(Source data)

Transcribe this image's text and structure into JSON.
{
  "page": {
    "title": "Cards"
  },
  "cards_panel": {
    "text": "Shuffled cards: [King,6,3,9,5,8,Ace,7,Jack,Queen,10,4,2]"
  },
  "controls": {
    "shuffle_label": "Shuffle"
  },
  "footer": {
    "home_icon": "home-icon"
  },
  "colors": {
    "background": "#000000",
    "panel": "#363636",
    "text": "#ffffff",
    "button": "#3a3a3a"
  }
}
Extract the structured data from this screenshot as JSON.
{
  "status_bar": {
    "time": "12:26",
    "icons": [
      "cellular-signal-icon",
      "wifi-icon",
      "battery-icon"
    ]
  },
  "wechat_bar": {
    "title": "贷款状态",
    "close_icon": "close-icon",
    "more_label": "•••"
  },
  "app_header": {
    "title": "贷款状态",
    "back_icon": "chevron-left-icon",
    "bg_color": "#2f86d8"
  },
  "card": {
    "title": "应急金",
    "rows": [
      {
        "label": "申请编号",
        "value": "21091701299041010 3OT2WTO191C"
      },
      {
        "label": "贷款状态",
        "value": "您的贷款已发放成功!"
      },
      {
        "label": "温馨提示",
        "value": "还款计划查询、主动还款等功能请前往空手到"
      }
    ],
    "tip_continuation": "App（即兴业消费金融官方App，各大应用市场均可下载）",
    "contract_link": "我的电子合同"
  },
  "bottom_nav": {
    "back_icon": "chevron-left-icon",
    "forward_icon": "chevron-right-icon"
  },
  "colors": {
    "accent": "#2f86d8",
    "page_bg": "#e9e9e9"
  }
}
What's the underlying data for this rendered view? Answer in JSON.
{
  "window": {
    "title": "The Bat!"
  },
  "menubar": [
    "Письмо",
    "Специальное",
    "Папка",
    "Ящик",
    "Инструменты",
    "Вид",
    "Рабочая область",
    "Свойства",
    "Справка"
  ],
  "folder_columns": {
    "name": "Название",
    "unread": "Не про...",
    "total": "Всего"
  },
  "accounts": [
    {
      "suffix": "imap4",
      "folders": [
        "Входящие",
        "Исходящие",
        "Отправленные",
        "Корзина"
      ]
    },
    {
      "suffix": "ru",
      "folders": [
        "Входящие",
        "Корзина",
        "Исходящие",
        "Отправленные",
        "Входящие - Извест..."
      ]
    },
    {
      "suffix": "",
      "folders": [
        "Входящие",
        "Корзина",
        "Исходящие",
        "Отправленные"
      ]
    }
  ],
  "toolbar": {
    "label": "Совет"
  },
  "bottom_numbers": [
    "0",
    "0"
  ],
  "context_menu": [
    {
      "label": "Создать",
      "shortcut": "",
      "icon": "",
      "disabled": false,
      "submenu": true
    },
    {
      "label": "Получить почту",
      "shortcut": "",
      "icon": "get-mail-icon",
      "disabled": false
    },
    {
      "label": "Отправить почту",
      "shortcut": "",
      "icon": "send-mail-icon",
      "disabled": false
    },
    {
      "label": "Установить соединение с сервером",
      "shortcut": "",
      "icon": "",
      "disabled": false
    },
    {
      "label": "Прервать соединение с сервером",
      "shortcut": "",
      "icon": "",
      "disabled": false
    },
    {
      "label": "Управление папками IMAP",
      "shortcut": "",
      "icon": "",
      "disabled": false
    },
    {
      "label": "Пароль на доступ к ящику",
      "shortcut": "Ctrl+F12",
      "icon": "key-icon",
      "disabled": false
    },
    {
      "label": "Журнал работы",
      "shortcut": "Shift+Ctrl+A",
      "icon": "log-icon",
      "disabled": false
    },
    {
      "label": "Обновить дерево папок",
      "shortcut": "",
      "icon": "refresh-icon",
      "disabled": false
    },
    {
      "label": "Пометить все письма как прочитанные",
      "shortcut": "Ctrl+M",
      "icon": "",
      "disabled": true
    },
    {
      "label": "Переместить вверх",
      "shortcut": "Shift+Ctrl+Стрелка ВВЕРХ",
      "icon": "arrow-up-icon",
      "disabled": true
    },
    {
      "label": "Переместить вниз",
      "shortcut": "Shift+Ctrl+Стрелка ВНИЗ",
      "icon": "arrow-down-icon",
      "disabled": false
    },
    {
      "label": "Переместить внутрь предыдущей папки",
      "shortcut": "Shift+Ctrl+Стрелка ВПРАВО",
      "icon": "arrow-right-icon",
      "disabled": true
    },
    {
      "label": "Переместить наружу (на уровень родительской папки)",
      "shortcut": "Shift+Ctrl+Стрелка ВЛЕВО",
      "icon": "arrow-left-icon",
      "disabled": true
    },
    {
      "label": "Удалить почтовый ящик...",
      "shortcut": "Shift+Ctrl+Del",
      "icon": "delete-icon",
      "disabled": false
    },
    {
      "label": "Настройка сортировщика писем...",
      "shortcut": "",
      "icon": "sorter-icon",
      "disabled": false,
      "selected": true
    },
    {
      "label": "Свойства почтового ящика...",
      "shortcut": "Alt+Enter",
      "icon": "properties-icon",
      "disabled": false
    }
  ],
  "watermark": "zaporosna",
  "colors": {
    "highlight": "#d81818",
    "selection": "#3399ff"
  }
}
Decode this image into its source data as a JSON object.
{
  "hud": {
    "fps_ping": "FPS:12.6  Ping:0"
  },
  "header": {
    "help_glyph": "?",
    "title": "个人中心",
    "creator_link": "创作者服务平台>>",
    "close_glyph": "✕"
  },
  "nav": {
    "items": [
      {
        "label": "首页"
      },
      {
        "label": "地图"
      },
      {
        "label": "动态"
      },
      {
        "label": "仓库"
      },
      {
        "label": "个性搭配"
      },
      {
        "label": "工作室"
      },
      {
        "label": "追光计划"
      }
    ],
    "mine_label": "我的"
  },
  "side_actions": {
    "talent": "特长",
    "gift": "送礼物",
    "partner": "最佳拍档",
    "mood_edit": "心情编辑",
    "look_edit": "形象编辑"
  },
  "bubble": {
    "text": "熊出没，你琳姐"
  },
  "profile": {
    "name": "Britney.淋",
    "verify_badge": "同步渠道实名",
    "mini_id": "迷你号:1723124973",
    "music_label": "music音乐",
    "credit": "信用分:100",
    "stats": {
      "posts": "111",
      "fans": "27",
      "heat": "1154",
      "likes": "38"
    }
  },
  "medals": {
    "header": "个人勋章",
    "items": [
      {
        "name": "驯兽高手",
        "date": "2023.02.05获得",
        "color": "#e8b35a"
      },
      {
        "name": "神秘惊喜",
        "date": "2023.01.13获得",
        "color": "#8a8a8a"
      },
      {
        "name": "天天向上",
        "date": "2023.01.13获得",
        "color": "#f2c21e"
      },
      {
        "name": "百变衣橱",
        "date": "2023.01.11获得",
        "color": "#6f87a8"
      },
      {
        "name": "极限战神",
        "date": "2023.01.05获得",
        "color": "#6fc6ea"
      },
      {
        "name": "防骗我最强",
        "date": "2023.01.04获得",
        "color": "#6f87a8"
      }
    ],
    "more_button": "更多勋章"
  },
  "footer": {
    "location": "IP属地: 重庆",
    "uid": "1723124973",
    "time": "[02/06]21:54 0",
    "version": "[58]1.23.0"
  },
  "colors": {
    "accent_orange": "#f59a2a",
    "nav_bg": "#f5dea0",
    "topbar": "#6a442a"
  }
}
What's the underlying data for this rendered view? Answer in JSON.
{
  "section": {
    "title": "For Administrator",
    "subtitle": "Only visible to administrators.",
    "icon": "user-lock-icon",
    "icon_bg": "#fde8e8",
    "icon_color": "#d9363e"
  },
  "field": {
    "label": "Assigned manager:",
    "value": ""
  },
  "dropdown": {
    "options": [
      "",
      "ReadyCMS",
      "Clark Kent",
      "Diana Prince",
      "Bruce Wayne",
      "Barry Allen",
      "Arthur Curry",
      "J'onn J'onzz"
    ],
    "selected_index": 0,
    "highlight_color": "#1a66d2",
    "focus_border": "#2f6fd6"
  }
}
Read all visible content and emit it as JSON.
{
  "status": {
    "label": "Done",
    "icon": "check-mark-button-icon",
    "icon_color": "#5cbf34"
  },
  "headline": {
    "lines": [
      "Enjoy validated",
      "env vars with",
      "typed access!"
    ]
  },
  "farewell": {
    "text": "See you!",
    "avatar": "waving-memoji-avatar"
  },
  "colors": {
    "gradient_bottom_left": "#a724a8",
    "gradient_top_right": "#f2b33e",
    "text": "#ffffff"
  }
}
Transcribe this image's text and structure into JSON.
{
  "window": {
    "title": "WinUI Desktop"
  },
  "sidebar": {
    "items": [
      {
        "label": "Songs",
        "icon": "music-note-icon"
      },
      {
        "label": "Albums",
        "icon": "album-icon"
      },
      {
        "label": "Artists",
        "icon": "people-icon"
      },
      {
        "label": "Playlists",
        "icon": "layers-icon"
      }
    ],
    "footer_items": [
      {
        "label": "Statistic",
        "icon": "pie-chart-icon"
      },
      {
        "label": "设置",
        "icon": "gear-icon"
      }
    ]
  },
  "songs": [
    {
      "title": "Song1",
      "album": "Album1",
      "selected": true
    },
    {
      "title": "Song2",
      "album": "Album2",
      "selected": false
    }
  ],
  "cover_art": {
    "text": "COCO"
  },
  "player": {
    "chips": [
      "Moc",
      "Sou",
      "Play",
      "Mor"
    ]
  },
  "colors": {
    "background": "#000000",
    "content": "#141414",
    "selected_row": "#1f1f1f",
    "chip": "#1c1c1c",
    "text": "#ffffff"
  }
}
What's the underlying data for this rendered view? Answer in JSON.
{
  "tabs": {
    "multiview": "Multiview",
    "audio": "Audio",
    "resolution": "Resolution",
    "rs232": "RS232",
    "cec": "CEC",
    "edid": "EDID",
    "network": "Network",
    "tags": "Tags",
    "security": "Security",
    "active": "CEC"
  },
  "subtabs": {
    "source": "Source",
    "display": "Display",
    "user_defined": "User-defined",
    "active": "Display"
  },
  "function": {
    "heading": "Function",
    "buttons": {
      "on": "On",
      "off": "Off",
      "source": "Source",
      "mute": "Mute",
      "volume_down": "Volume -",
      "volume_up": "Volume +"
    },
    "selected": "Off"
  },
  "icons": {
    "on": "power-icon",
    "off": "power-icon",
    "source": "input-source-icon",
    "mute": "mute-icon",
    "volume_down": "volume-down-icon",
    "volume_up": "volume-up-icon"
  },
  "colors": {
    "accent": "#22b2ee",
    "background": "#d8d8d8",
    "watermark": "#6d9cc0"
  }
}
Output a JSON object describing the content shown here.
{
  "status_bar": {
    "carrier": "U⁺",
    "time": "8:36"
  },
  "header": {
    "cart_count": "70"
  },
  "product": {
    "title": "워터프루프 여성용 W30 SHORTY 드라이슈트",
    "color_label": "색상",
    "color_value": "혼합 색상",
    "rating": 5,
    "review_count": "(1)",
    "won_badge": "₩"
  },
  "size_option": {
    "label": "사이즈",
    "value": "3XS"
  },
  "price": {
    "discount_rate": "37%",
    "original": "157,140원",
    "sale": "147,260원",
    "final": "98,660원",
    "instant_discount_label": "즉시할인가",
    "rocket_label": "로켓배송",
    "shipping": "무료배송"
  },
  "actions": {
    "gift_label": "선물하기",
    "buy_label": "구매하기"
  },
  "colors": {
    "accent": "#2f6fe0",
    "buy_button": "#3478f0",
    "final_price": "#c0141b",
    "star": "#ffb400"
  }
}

**Task**
From the entries above, copy out every line where the string "content" appears.

**Task output**
Read all visible content and emit it as JSON.
    "content": "#141414",
Output a JSON object describing the content shown here.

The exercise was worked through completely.